**Required work**
Show only lines that include "ভবনদ".

**Exercise materials**

══════════

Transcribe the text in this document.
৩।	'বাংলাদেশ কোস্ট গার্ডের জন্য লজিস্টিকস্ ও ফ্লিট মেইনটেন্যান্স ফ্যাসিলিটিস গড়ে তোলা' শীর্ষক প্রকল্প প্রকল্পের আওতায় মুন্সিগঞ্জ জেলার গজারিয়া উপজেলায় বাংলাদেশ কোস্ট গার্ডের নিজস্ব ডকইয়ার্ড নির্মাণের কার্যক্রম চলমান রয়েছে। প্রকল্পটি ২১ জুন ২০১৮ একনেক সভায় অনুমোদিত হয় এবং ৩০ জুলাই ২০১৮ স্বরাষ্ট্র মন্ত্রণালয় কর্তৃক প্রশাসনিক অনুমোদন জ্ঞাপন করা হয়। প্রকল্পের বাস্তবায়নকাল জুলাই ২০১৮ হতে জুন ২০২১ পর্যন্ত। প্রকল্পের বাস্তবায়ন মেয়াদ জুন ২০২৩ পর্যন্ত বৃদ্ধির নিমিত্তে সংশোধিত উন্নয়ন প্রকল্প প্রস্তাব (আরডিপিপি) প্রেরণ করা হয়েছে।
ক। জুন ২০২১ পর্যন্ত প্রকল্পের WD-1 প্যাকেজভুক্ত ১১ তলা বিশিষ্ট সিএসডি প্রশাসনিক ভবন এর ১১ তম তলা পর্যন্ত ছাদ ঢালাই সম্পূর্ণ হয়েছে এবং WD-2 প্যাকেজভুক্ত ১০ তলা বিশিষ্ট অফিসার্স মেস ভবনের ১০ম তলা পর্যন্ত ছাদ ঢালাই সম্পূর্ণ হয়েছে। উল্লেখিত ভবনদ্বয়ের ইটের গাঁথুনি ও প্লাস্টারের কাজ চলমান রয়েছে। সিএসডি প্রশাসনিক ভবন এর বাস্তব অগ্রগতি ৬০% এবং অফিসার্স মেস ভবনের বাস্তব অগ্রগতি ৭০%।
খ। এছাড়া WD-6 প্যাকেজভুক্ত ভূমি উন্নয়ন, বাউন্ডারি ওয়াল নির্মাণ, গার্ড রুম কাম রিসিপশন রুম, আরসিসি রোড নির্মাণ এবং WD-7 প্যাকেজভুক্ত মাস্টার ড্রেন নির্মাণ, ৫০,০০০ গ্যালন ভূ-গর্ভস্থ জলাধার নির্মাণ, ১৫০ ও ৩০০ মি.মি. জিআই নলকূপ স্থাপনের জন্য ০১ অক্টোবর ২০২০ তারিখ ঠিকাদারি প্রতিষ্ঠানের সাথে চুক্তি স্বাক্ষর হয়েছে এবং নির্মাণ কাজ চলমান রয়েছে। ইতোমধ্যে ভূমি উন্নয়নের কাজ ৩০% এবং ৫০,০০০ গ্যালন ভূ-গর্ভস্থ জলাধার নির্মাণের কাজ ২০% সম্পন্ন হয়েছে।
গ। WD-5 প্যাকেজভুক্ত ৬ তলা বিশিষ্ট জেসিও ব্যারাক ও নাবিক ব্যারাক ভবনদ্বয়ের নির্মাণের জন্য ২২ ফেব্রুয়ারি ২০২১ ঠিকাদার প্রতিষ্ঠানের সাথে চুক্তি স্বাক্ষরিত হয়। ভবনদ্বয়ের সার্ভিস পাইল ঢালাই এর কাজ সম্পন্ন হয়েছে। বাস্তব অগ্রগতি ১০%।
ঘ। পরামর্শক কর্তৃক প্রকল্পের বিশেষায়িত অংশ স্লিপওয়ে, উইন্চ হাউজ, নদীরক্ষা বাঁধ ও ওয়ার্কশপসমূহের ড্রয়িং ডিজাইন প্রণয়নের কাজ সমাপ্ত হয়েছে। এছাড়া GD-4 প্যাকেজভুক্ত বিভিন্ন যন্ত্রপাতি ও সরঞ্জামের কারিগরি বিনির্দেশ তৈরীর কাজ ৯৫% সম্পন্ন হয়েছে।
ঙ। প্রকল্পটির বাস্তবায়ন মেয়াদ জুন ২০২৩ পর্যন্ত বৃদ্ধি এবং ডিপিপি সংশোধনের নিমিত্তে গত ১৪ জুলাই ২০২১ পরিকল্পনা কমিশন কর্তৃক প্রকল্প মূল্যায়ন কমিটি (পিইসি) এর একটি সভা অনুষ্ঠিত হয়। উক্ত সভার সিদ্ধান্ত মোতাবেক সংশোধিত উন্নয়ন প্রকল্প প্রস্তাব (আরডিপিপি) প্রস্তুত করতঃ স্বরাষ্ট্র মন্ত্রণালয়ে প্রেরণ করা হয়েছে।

══════════

**Exercise response**
ক। জুন ২০২১ পর্যন্ত প্রকল্পের WD-1 প্যাকেজভুক্ত ১১ তলা বিশিষ্ট সিএসডি প্রশাসনিক ভবন এর ১১ তম তলা পর্যন্ত ছাদ ঢালাই সম্পূর্ণ হয়েছে এবং WD-2 প্যাকেজভুক্ত ১০ তলা বিশিষ্ট অফিসার্স মেস ভবনের ১০ম তলা পর্যন্ত ছাদ ঢালাই সম্পূর্ণ হয়েছে। উল্লেখিত ভবনদ্বয়ের ইটের গাঁথুনি ও প্লাস্টারের কাজ চলমান রয়েছে। সিএসডি প্রশাসনিক ভবন এর বাস্তব অগ্রগতি ৬০% এবং অফিসার্স মেস ভবনের বাস্তব অগ্রগতি ৭০%।
গ। WD-5 প্যাকেজভুক্ত ৬ তলা বিশিষ্ট জেসিও ব্যারাক ও নাবিক ব্যারাক ভবনদ্বয়ের নির্মাণের জন্য ২২ ফেব্রুয়ারি ২০২১ ঠিকাদার প্রতিষ্ঠানের সাথে চুক্তি স্বাক্ষরিত হয়। ভবনদ্বয়ের সার্ভিস পাইল ঢালাই এর কাজ সম্পন্ন হয়েছে। বাস্তব অগ্রগতি ১০%।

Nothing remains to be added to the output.